[Records]
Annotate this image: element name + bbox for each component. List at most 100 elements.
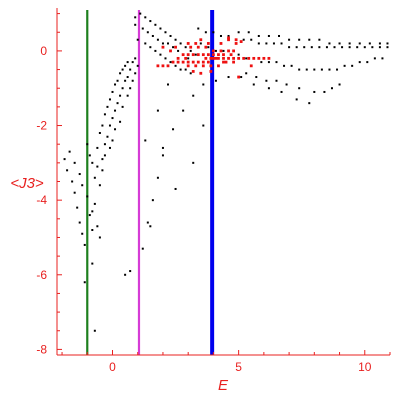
black-point-33 [96, 165, 99, 168]
black-point-61 [131, 79, 134, 82]
black-point-3 [73, 191, 76, 194]
black-point-4 [76, 206, 79, 209]
black-point-36 [106, 135, 109, 138]
black-point-173 [381, 57, 384, 60]
red-point-21 [262, 56, 266, 60]
black-point-87 [338, 83, 341, 86]
red-point-62 [237, 75, 241, 79]
black-point-168 [343, 64, 346, 67]
red-point-3 [171, 60, 175, 64]
black-point-127 [227, 34, 230, 37]
black-point-103 [146, 31, 149, 34]
black-point-161 [290, 64, 293, 67]
red-point-34 [232, 49, 235, 53]
black-point-20 [98, 131, 101, 134]
black-point-200 [174, 187, 177, 190]
red-point-48 [174, 45, 177, 49]
black-point-77 [202, 83, 205, 86]
black-point-62 [134, 72, 137, 75]
black-point-93 [159, 27, 162, 30]
red-point-19 [252, 56, 256, 60]
red-point-51 [206, 42, 210, 45]
black-point-195 [298, 87, 301, 90]
red-point-30 [212, 53, 215, 57]
black-point-134 [280, 42, 283, 45]
black-point-2 [71, 180, 74, 183]
black-point-164 [313, 68, 316, 71]
black-point-126 [219, 34, 222, 37]
black-point-44 [126, 76, 129, 79]
black-point-187 [368, 42, 371, 45]
red-point-66 [214, 56, 218, 60]
red-point-56 [234, 38, 238, 42]
black-point-84 [295, 98, 298, 101]
black-point-115 [154, 49, 157, 52]
red-point-43 [196, 45, 200, 49]
y-tick-label: -6 [36, 268, 47, 282]
black-point-177 [267, 34, 270, 37]
black-point-7 [83, 243, 86, 246]
y-tick-label: -2 [36, 119, 47, 133]
red-point-28 [201, 53, 205, 57]
red-point-32 [222, 53, 225, 57]
black-point-73 [161, 154, 164, 157]
black-point-88 [134, 16, 137, 19]
black-point-9 [73, 161, 76, 164]
red-point-61 [249, 64, 253, 68]
red-point-45 [212, 49, 215, 53]
black-point-10 [78, 173, 81, 176]
black-point-23 [106, 105, 109, 108]
black-point-102 [141, 27, 144, 30]
black-point-130 [250, 38, 253, 41]
red-point-49 [161, 45, 165, 49]
black-point-55 [111, 139, 114, 142]
black-point-95 [169, 34, 172, 37]
black-point-112 [136, 38, 139, 41]
black-point-38 [111, 117, 114, 120]
black-point-30 [124, 64, 127, 67]
black-point-75 [182, 109, 185, 112]
black-point-76 [192, 94, 195, 97]
red-point-17 [242, 56, 246, 60]
black-point-24 [108, 98, 111, 101]
black-point-58 [121, 105, 124, 108]
black-point-142 [341, 46, 344, 49]
black-point-71 [151, 199, 154, 202]
black-point-108 [172, 46, 175, 49]
black-point-141 [333, 46, 336, 49]
red-point-64 [194, 42, 198, 45]
black-point-198 [192, 161, 195, 164]
black-point-124 [204, 31, 207, 34]
black-point-159 [275, 61, 278, 64]
black-point-15 [98, 236, 101, 239]
x-tick-label: 5 [235, 360, 242, 374]
red-point-46 [219, 49, 223, 53]
black-point-162 [298, 68, 301, 71]
black-point-135 [288, 46, 291, 49]
red-point-9 [201, 60, 205, 64]
red-point-31 [217, 53, 220, 57]
black-point-79 [227, 76, 230, 79]
black-point-56 [114, 128, 117, 131]
black-point-104 [151, 34, 154, 37]
black-point-46 [131, 61, 134, 64]
red-point-2 [166, 64, 170, 68]
black-point-160 [283, 64, 286, 67]
black-point-182 [318, 38, 321, 41]
red-point-25 [186, 53, 190, 57]
black-point-191 [255, 76, 258, 79]
black-point-183 [328, 42, 331, 45]
tick-labels: -8 -6 -4 -2 0 0 5 10 [36, 44, 371, 374]
black-point-117 [164, 57, 167, 60]
y-tick-label: -8 [36, 342, 47, 356]
red-point-65 [184, 56, 188, 60]
x-axis-title: E [218, 377, 229, 394]
black-point-48 [88, 214, 91, 217]
black-point-145 [363, 46, 366, 49]
black-point-26 [114, 83, 117, 86]
red-point-60 [209, 70, 213, 73]
vertical-lines [86, 10, 215, 355]
red-point-15 [232, 56, 235, 60]
red-point-1 [161, 64, 165, 68]
black-point-8 [68, 150, 71, 153]
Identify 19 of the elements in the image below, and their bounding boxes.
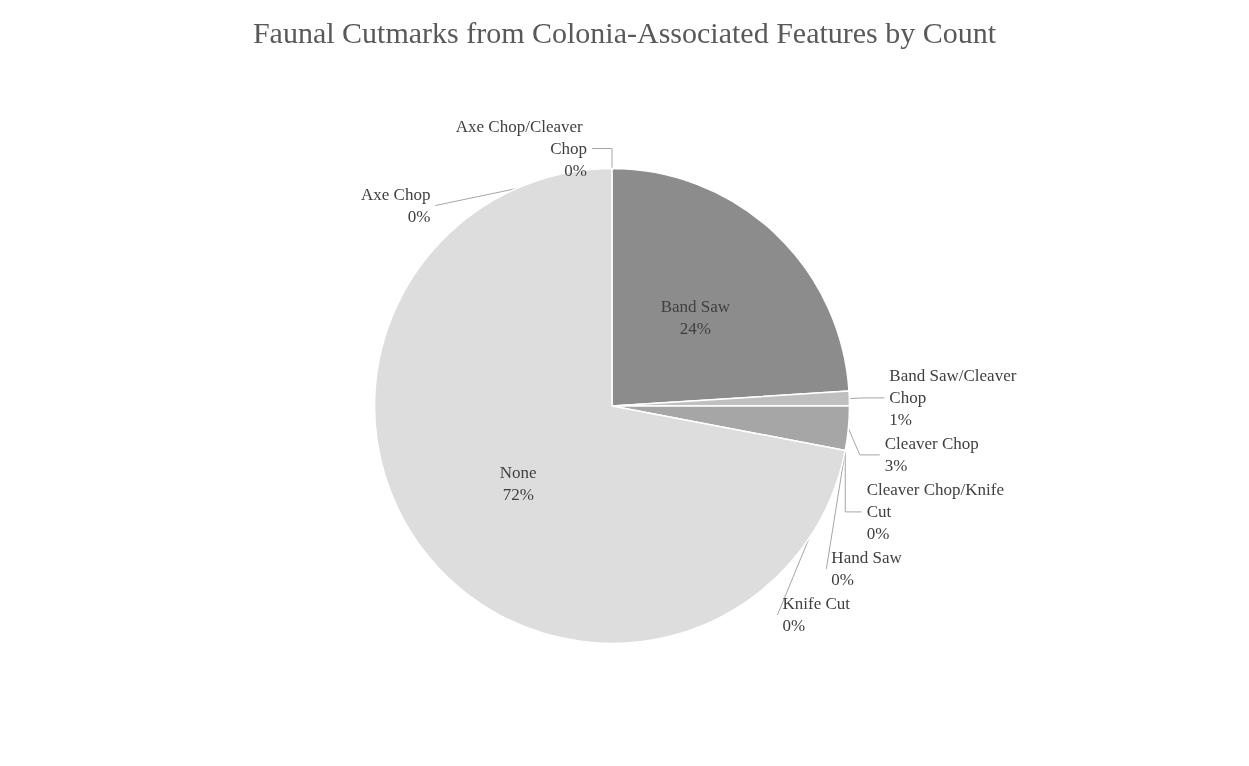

--- Task to complete ---
Pick out every line in the rows above that contains the word "image", and copy each one in full.

--- Task answer ---
Annotate this image: element name + bbox for each component. List at most 100 elements.
Identify 19 of the elements in the image below, and their bounding boxes.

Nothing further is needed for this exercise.